*Text segment*.

Thanks Jesper. I am using Visual Studio. I am looking into disabling debug support for iterators, but I will need to recompile all the libraries I use.

Makes me wonder what all they have to do to get a triple A title to run in debug mode.

10
General discussions / Re: SFML Game Development -- A book on SFML
« on: February 09, 2015, 06:30:53 pm »
I have been using the following methods from the book to check for collisions in my personal project.

void   checkSceneCollision(SceneNode &sceneGraph, std::set<Pair> &collisionPairs);
void   checkNodeCollision(SceneNode &node, std::set<Pair> &collisionPairs);
 

My scene graph is quite a bit larger than the scene graph used in the the book's game. However, in release my game still runs fine (200 fps), but in debug it has become nearly unresponsive ( < 1 fps). I can't use the debug mode currently. 

I could toggle the size of the scene graph for the debug and release versions, but before I do that I want to understand why this has become necessary in my simple game.

I was curious if you had any insight into this? Thanks!

11
General discussions / Re: Where can i get sprites/tiles?
« on: October 29, 2014, 03:17:11 pm »

12
Graphics / Re: sf::Text and Character Size
« on: October 26, 2014, 01:33:01 pm »
Alright, thanks.

13
Graphics / sf::Text and Character Size
« on: October 26, 2014, 11:54:49 am »
I am drawing the '-' character. At character size 20 it looks thicker than it does at character size 22. I have attached screenshots. I wanted to know why this happens (ex. anti-aliasing)?

14
Graphics / Re: sf::Transformable
« on: October 25, 2014, 02:47:29 pm »
I  updated Button::handler's signature from

void handler(const sf::RenderWindow& window, const sf::View& view);

to

void handler(const sf::RenderWindow& window, const sf::View& view, sf::Transformable* transformable = nullptr);

and then I am able to apply the transform to my rect

sf::FloatRect buttonRect(getPosition().x, getPosition().y, mSize.x, mSize.y);
if (transformable)
   buttonRect = transformable->getTransform().transformRect(buttonRect);

This works. Now I am wondering if my motivation to use sf::Transformable is intended. The ToggleButton class inherits sf::Transformable, because I like how it "creates" a coordinate system for that object. For instance, within the ToggleButton object I can place a Button button0 at (0,0) and then I can place Button button1 at (button0.width + buffer, 0). Then I can set the position of the entire instance of the ToggleButton object in the game world. Granted, I only care about  the position (and not rotation, scaling, etc), but is this the intended usage?

*Document structure recognition rows*.
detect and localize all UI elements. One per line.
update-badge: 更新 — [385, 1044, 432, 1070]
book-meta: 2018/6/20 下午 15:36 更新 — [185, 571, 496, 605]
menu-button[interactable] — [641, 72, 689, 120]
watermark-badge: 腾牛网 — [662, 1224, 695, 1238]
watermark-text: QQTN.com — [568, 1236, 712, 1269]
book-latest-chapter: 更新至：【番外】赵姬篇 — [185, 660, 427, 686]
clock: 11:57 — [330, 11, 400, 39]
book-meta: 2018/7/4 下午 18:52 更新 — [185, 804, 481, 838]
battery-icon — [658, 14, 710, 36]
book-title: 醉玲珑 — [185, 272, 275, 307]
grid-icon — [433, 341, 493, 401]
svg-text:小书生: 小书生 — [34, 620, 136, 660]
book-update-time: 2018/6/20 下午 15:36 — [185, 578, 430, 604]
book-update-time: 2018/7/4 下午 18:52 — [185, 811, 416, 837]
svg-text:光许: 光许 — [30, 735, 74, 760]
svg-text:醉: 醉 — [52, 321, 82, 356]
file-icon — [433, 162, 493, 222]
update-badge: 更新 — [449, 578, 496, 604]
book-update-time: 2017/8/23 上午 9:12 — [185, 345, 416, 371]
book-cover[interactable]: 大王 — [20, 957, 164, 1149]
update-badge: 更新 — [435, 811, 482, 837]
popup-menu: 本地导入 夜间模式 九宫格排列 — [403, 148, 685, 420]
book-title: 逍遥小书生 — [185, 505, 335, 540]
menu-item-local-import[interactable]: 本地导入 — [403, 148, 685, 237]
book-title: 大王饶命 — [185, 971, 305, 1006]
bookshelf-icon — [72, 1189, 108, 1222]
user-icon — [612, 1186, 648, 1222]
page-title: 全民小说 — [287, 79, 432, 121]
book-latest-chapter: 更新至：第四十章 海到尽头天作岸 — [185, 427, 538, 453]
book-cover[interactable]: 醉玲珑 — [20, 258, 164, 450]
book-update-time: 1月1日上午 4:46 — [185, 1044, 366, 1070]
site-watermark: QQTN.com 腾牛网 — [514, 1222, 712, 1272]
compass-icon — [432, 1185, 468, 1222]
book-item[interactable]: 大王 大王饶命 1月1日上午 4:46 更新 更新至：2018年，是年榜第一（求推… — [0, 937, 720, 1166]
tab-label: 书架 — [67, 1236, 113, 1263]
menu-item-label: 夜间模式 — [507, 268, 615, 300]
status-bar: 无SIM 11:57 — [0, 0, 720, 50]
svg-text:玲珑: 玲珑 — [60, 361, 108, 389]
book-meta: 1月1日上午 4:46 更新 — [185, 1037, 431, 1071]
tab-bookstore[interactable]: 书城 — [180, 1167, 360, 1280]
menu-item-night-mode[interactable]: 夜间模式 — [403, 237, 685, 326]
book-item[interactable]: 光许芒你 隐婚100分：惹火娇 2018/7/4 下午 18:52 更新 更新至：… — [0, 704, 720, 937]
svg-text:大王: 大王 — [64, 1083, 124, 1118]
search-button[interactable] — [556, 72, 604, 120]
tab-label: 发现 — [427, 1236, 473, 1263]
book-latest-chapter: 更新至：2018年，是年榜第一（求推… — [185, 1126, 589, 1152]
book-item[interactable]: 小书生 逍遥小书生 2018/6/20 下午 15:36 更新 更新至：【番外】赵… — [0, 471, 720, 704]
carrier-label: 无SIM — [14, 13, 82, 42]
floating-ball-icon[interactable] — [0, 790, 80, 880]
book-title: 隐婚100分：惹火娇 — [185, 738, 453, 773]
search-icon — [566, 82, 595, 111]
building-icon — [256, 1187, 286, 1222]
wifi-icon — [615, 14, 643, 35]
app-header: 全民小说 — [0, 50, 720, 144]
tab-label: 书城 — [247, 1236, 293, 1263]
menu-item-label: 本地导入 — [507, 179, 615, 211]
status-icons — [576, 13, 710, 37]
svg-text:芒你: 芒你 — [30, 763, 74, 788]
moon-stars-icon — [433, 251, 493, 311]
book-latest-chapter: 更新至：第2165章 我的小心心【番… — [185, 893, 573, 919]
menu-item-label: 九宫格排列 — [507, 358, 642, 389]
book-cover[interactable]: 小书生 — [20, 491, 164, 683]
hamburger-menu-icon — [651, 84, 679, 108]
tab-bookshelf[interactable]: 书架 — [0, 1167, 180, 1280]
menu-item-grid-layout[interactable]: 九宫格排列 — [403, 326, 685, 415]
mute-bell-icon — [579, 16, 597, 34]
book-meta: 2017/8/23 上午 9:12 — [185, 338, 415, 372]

*Work task A*.
List every thread title that appears in the SFML forum posts, including the board name before each one.
*Work task B*.
Continue the SFML forum posts from the point after the final question about sf::Transformable.

*Response box A*.
- General discussions / Re: SFML Game Development -- A book on SFML
- General discussions / Re: Where can i get sprites/tiles?
- Graphics / Re: sf::Text and Character Size
- Graphics / sf::Text and Character Size
- Graphics / Re: sf::Transformable

*Response box B*.
By the way, are you only using the transforms for position? Do you test something like sf::FloatRect::contains()?

Yes and yes.

15
Graphics / sf::Transformable
« on: October 25, 2014, 11:52:57 am »
I am having confusion when using sf::Transformable.

I have a class called Button that inherits sf::Transformable. My motivation to do this is I want to be able to set the position of the entire class with a single sf::Transformable::setPosition. This works.

Next, I create another class called ToggleButton that inherits from sf::Transformable and is composed of two Buttons. My motivation is the same. I want to be able to set the position of the entire class with a single single sf::Transformable::setPosition. This works.

However, I run into a problem with Button::handler(). The handler is comparing the position of the button with the position of the mouse. The problem is Button::handler() does not take into account the transform (setPosition) that occurs to ToggleButton.

When drawing the elements this is not an issue, because by inheriting from sf::Drawable I can easily apply the transform within sf::Drawable::draw with

states.transform *= getTransform();

One solution I see is for ToggleButton not to inherit from sf::Transformable. Then simply call sf::Transformable::setPosition on each Button member variable. However, I am curious to understand how I should be properly using sf::Tranformable in such situations. How do I "string" multiple transforms like this together?